## WHAT IS ASKED
Write out the records below word for word, please.

--- SUPPLIED DATA ---

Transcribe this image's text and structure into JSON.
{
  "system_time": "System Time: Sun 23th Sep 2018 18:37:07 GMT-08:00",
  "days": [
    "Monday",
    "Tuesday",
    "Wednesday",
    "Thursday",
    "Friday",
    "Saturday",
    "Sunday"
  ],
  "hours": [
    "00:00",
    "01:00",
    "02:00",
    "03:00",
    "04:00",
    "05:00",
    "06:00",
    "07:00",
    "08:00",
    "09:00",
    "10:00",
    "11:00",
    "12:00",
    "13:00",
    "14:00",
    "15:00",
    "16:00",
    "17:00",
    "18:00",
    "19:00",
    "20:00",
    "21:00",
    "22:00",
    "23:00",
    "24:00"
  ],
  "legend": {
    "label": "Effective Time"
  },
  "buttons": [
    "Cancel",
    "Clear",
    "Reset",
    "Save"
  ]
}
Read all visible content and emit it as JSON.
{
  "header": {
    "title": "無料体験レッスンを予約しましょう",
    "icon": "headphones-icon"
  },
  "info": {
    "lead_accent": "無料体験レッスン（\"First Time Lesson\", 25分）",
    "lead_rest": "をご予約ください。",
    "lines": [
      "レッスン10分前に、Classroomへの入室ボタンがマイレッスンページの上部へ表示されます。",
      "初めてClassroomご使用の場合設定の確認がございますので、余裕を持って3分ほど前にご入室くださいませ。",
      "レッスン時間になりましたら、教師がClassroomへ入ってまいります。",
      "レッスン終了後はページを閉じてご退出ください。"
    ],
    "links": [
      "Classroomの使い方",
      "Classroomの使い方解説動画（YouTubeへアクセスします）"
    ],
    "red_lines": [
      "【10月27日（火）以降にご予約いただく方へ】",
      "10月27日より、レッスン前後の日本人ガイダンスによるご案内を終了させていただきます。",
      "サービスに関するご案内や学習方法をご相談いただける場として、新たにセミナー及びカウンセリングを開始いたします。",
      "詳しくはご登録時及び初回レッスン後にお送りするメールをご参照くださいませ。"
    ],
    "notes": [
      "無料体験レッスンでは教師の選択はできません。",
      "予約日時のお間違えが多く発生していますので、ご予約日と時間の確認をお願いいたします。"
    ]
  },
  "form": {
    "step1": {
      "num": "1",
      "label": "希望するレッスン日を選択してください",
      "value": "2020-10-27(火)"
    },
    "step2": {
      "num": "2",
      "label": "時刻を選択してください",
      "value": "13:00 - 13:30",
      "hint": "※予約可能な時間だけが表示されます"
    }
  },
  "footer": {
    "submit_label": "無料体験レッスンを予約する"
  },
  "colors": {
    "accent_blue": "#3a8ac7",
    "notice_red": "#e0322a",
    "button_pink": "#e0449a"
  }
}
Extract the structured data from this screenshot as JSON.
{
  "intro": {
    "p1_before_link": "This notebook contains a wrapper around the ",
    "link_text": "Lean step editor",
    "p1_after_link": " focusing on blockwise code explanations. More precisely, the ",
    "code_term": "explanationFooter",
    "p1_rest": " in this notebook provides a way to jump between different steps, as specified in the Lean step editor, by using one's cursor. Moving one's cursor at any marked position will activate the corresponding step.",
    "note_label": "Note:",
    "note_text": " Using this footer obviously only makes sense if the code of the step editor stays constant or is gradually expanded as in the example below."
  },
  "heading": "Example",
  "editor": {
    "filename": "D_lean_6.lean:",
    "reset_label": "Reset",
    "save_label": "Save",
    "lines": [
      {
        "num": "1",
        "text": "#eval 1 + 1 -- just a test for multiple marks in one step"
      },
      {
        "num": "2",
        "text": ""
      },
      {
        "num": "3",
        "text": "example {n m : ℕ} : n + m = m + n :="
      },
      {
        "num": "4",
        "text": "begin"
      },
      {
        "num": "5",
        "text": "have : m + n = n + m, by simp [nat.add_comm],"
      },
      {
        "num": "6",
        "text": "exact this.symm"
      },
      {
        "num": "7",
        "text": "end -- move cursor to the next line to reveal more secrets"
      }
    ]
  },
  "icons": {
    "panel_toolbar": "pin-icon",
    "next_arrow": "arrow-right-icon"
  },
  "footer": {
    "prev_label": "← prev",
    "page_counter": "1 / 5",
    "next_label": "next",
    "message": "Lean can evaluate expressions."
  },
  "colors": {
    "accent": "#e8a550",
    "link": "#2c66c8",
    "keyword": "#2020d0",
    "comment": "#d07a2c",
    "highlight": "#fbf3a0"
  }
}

---

## FULL SOLUTION
Transcribe this image's text and structure into JSON.
{
  "system_time": "System Time: Sun 23th Sep 2018 18:37:07 GMT-08:00",
  "days": [
    "Monday",
    "Tuesday",
    "Wednesday",
    "Thursday",
    "Friday",
    "Saturday",
    "Sunday"
  ],
  "hours": [
    "00:00",
    "01:00",
    "02:00",
    "03:00",
    "04:00",
    "05:00",
    "06:00",
    "07:00",
    "08:00",
    "09:00",
    "10:00",
    "11:00",
    "12:00",
    "13:00",
    "14:00",
    "15:00",
    "16:00",
    "17:00",
    "18:00",
    "19:00",
    "20:00",
    "21:00",
    "22:00",
    "23:00",
    "24:00"
  ],
  "legend": {
    "label": "Effective Time"
  },
  "buttons": [
    "Cancel",
    "Clear",
    "Reset",
    "Save"
  ]
}
Read all visible content and emit it as JSON.
{
  "header": {
    "title": "無料体験レッスンを予約しましょう",
    "icon": "headphones-icon"
  },
  "info": {
    "lead_accent": "無料体験レッスン（\"First Time Lesson\", 25分）",
    "lead_rest": "をご予約ください。",
    "lines": [
      "レッスン10分前に、Classroomへの入室ボタンがマイレッスンページの上部へ表示されます。",
      "初めてClassroomご使用の場合設定の確認がございますので、余裕を持って3分ほど前にご入室くださいませ。",
      "レッスン時間になりましたら、教師がClassroomへ入ってまいります。",
      "レッスン終了後はページを閉じてご退出ください。"
    ],
    "links": [
      "Classroomの使い方",
      "Classroomの使い方解説動画（YouTubeへアクセスします）"
    ],
    "red_lines": [
      "【10月27日（火）以降にご予約いただく方へ】",
      "10月27日より、レッスン前後の日本人ガイダンスによるご案内を終了させていただきます。",
      "サービスに関するご案内や学習方法をご相談いただける場として、新たにセミナー及びカウンセリングを開始いたします。",
      "詳しくはご登録時及び初回レッスン後にお送りするメールをご参照くださいませ。"
    ],
    "notes": [
      "無料体験レッスンでは教師の選択はできません。",
      "予約日時のお間違えが多く発生していますので、ご予約日と時間の確認をお願いいたします。"
    ]
  },
  "form": {
    "step1": {
      "num": "1",
      "label": "希望するレッスン日を選択してください",
      "value": "2020-10-27(火)"
    },
    "step2": {
      "num": "2",
      "label": "時刻を選択してください",
      "value": "13:00 - 13:30",
      "hint": "※予約可能な時間だけが表示されます"
    }
  },
  "footer": {
    "submit_label": "無料体験レッスンを予約する"
  },
  "colors": {
    "accent_blue": "#3a8ac7",
    "notice_red": "#e0322a",
    "button_pink": "#e0449a"
  }
}
Extract the structured data from this screenshot as JSON.
{
  "intro": {
    "p1_before_link": "This notebook contains a wrapper around the ",
    "link_text": "Lean step editor",
    "p1_after_link": " focusing on blockwise code explanations. More precisely, the ",
    "code_term": "explanationFooter",
    "p1_rest": " in this notebook provides a way to jump between different steps, as specified in the Lean step editor, by using one's cursor. Moving one's cursor at any marked position will activate the corresponding step.",
    "note_label": "Note:",
    "note_text": " Using this footer obviously only makes sense if the code of the step editor stays constant or is gradually expanded as in the example below."
  },
  "heading": "Example",
  "editor": {
    "filename": "D_lean_6.lean:",
    "reset_label": "Reset",
    "save_label": "Save",
    "lines": [
      {
        "num": "1",
        "text": "#eval 1 + 1 -- just a test for multiple marks in one step"
      },
      {
        "num": "2",
        "text": ""
      },
      {
        "num": "3",
        "text": "example {n m : ℕ} : n + m = m + n :="
      },
      {
        "num": "4",
        "text": "begin"
      },
      {
        "num": "5",
        "text": "have : m + n = n + m, by simp [nat.add_comm],"
      },
      {
        "num": "6",
        "text": "exact this.symm"
      },
      {
        "num": "7",
        "text": "end -- move cursor to the next line to reveal more secrets"
      }
    ]
  },
  "icons": {
    "panel_toolbar": "pin-icon",
    "next_arrow": "arrow-right-icon"
  },
  "footer": {
    "prev_label": "← prev",
    "page_counter": "1 / 5",
    "next_label": "next",
    "message": "Lean can evaluate expressions."
  },
  "colors": {
    "accent": "#e8a550",
    "link": "#2c66c8",
    "keyword": "#2020d0",
    "comment": "#d07a2c",
    "highlight": "#fbf3a0"
  }
}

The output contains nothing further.